Filter this material down to the lines that hold "building", copying each one.

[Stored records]
--- start ---

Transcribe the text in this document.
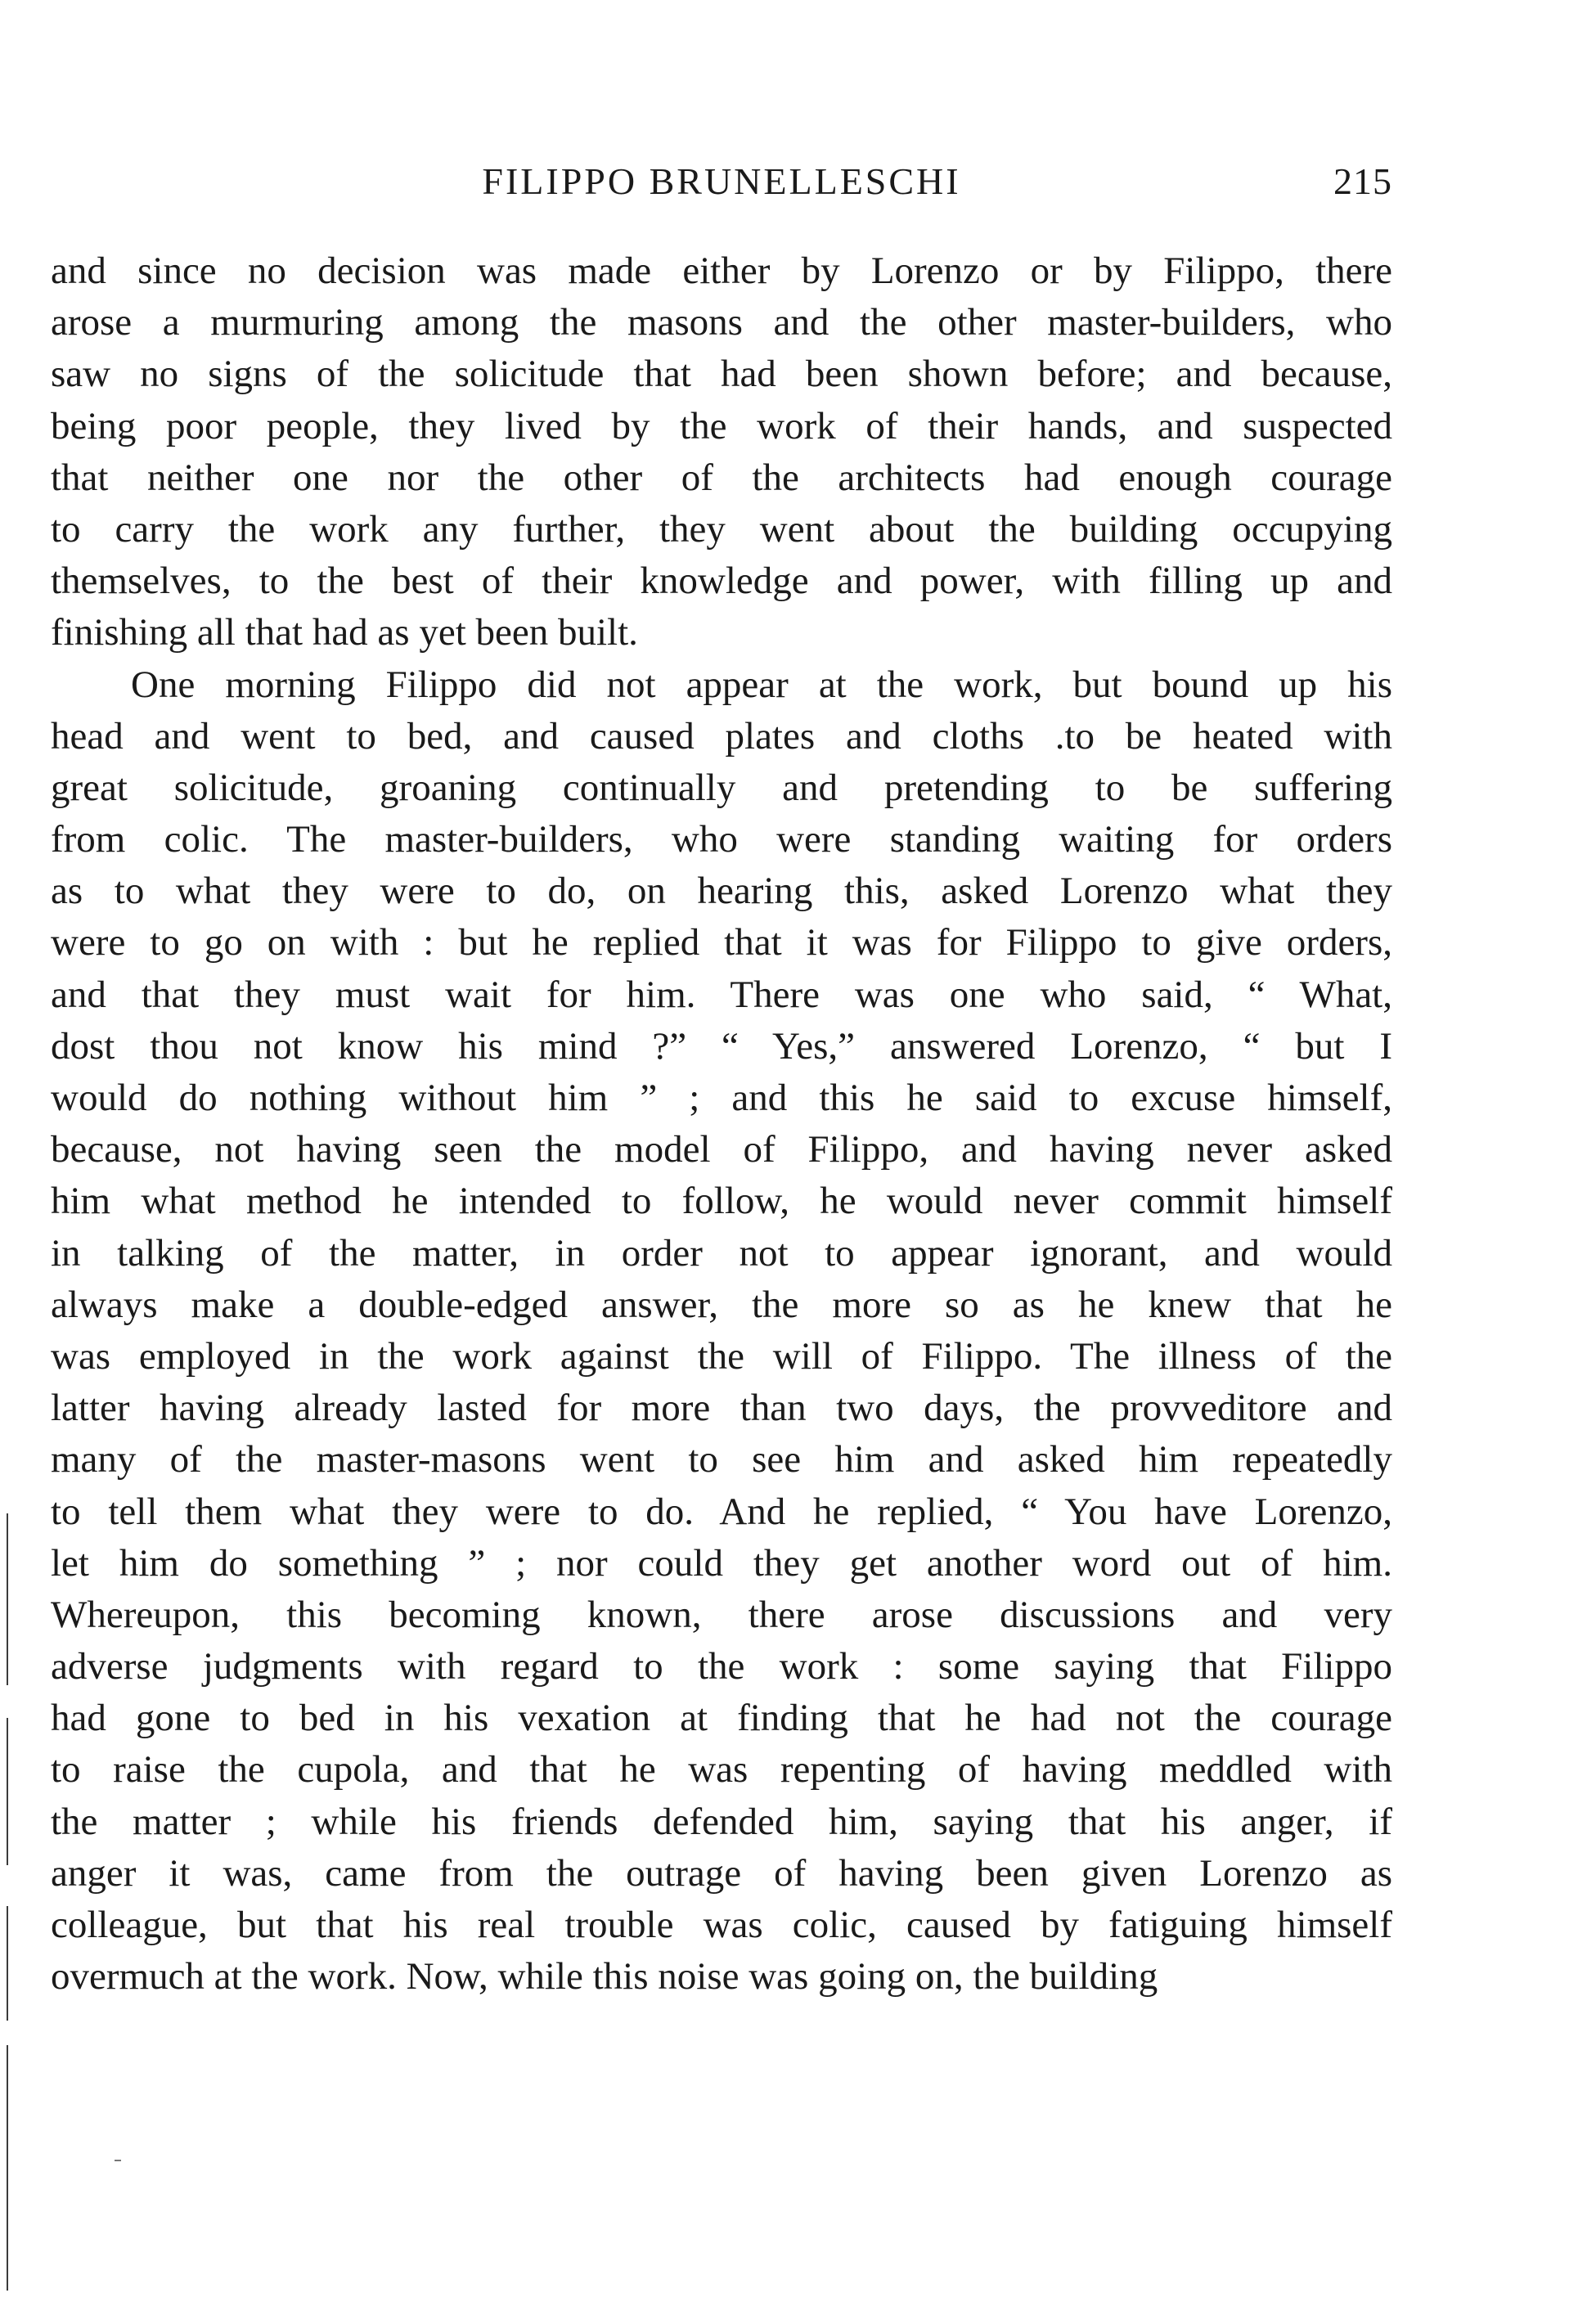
FILIPPO BRUNELLESCHI	215
and since no decision was made either by Lorenzo or by Filippo, there
arose a murmuring among the masons and the other master-builders, who
saw no signs of the solicitude that had been shown before; and because,
being poor people, they lived by the work of their hands, and suspected
that neither one nor the other of the architects had enough courage
to carry the work any further, they went about the building occupying
themselves, to the best of their knowledge and power, with filling up and
finishing all that had as yet been built.
One morning Filippo did not appear at the work, but bound up his
head and went to bed, and caused plates and cloths .to be heated with
great solicitude, groaning continually and pretending to be suffering
from colic. The master-builders, who were standing waiting for orders
as to what they were to do, on hearing this, asked Lorenzo what they
were to go on with : but he replied that it was for Filippo to give orders,
and that they must wait for him. There was one who said, “ What,
dost thou not know his mind ?” “ Yes,” answered Lorenzo, “ but I
would do nothing without him ” ; and this he said to excuse himself,
because, not having seen the model of Filippo, and having never asked
him what method he intended to follow, he would never commit himself
in talking of the matter, in order not to appear ignorant, and would
always make a double-edged answer, the more so as he knew that he
was employed in the work against the will of Filippo. The illness of the
latter having already lasted for more than two days, the provveditore and
many of the master-masons went to see him and asked him repeatedly
to tell them what they were to do. And he replied, “ You have Lorenzo,
let him do something ” ; nor could they get another word out of him.
Whereupon, this becoming known, there arose discussions and very
adverse judgments with regard to the work : some saying that Filippo
had gone to bed in his vexation at finding that he had not the courage
to raise the cupola, and that he was repenting of having meddled with
the matter ; while his friends defended him, saying that his anger, if
anger it was, came from the outrage of having been given Lorenzo as
colleague, but that his real trouble was colic, caused by fatiguing himself
overmuch at the work. Now, while this noise was going on, the building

--- end ---

▶ Reply
to carry the work any further, they went about the building occupying
overmuch at the work. Now, while this noise was going on, the building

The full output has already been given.